Khmer Telephony ASR — v9 allsynth-lsall (epoch 7)

Streaming FastConformer–RNNT (BPE) acoustic model for Khmer call-center / telephony speech (8 kHz speech transcoded for G.711, 16 kHz input). This release fine-tunes on a large synthetic Khmer corpus combined with the full set of manually-annotated telephony utterances, heavily oversampled so the telephony domain dominates each epoch.

In-domain performance

Evaluated on the full ~7,600-utterance telephony set.

Metric Value
CER (no-space) 4.24%
CER (raw, spaces counted) 4.36%
Per-utterance CER bucket: < 10% 6 743 (88.6%)
10–30% 466 (6.1%)
30–50% 135 (1.8%)
50–80% 152 (2.0%)
≥ 80% 114 (1.5%)

Note: this run trained on the full telephony set, so the figures above overlap the training data and are not a held-out generalization estimate. They characterize in-domain fit, not out-of-sample accuracy.

WER on Khmer is a poor metric because the language has no whitespace word boundaries — CER is the meaningful number.

Model details

  • Architecture: FastConformer encoder (17 layers, d_model 512, 8 heads, causal downsampling, chunked-limited attention [[70,13],[70,6],[70,1],[70,0]] for streaming) + RNN-T decoder + BPE/Unigram tokenizer (vocab 2 048).

→ STUDY QUESTIONS:
1 - Return the passage of the Khmer telephony ASR model card starting with "10–30% 466 (6.1%)" and going on through "the meaningful number.", copied word for word.
2 - Resume the Khmer telephony ASR model card after its last line.

(Data excerpts)
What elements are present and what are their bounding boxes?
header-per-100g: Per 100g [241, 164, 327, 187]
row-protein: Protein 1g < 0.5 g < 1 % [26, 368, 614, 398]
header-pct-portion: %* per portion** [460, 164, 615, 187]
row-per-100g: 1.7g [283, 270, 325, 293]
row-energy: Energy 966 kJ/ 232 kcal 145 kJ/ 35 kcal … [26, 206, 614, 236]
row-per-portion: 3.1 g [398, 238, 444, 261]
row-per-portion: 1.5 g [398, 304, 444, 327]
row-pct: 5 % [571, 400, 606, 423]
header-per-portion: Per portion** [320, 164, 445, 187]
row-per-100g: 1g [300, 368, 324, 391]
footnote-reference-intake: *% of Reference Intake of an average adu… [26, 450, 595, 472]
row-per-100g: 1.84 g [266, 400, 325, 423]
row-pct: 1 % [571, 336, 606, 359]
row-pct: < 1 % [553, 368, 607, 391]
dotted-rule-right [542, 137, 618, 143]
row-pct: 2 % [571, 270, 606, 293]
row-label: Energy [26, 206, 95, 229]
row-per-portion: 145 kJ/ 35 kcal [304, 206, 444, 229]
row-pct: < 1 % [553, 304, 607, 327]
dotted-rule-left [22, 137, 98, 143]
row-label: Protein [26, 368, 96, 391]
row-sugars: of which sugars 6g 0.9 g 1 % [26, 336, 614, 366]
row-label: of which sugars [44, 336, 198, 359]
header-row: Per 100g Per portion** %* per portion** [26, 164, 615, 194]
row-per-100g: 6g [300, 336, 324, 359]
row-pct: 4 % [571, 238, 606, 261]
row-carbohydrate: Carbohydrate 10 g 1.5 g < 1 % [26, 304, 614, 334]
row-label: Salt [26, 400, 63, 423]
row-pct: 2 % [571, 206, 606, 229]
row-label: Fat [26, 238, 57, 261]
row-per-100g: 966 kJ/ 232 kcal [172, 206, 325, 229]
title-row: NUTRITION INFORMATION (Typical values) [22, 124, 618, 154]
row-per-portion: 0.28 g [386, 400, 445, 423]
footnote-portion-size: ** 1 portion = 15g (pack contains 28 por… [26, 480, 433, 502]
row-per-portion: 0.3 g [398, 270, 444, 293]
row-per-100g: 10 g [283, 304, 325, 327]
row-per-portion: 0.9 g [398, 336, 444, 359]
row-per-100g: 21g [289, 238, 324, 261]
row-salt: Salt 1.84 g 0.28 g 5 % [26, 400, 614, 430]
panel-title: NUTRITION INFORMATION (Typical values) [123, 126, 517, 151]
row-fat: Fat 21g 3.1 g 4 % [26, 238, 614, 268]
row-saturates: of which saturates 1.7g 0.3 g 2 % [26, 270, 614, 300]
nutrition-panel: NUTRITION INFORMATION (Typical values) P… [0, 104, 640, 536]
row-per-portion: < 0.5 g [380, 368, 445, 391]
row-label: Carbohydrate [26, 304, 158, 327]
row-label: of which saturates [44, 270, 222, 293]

→ ANSWERS GIVEN:
1 -
10–30% 466 (6.1%)
30–50% 135 (1.8%)
50–80% 152 (2.0%)
≥ 80% 114 (1.5%)

Note: this run trained on the full telephony set, so the figures above overlap the training data and are not a held-out generalization estimate. They characterize in-domain fit, not out-of-sample accuracy.

WER on Khmer is a poor metric because the language has no whitespace word boundaries — CER is the meaningful number.

2 -
  • Init: from an in-house Khmer FastConformer-RNNT base checkpoint.
  • Fine-tuning data: a large synthetic Khmer telephony corpus mixed with the full set of ~4 000 manually-annotated short telephony utterances, the telephony portion oversampled (×15) so it forms a large share of each epoch.
  • Augmentation (training only):
    • G.711 transcode (prob 0.5)
    • speed perturbation 0.9×–1.1× (prob 0.3)
    • environmental noise mix, SNR 15–25 dB (prob 0.5)
    • gain −3/+6 dBFS (prob 0.5)
  • Epoch: 7 (val_wer 0.1840 — see note on WER above).
  • Optimizer: AdamW, Noam-Annealing, peak LR 0.5, warmup 200 steps, weight decay 1e-3.

Files

Path What it is
asr-khmer-telephony.nemo / epoch7.nemo Canonical NeMo bundle (encoder + decoder + joint + tokenizer + config). Load via EncDecRNNTBPEModel.restore_from(...).
checkpoints/*.ckpt Original Lightning checkpoint (~1.4 GB) for resume / surgery.
conf/khmer_finetune_allsynth_lsall.yaml Full training config (architecture + augmentation + optim).
tokenizer/{tokenizer.model,tokenizer.vocab,vocab.txt} SentencePiece tokenizer (also embedded in .nemo).

Usage

from nemo.collections.asr.models import EncDecRNNTBPEModel

model = EncDecRNNTBPEModel.restore_from("asr-khmer-telephony.nemo")
text = model.transcribe(["call_segment_8k.wav"])
print(text)

Input audio: 16 kHz mono PCM (8 kHz telephony should be upsampled to 16 kHz — the training augmentation simulates the G.711 distortion at 16 kHz).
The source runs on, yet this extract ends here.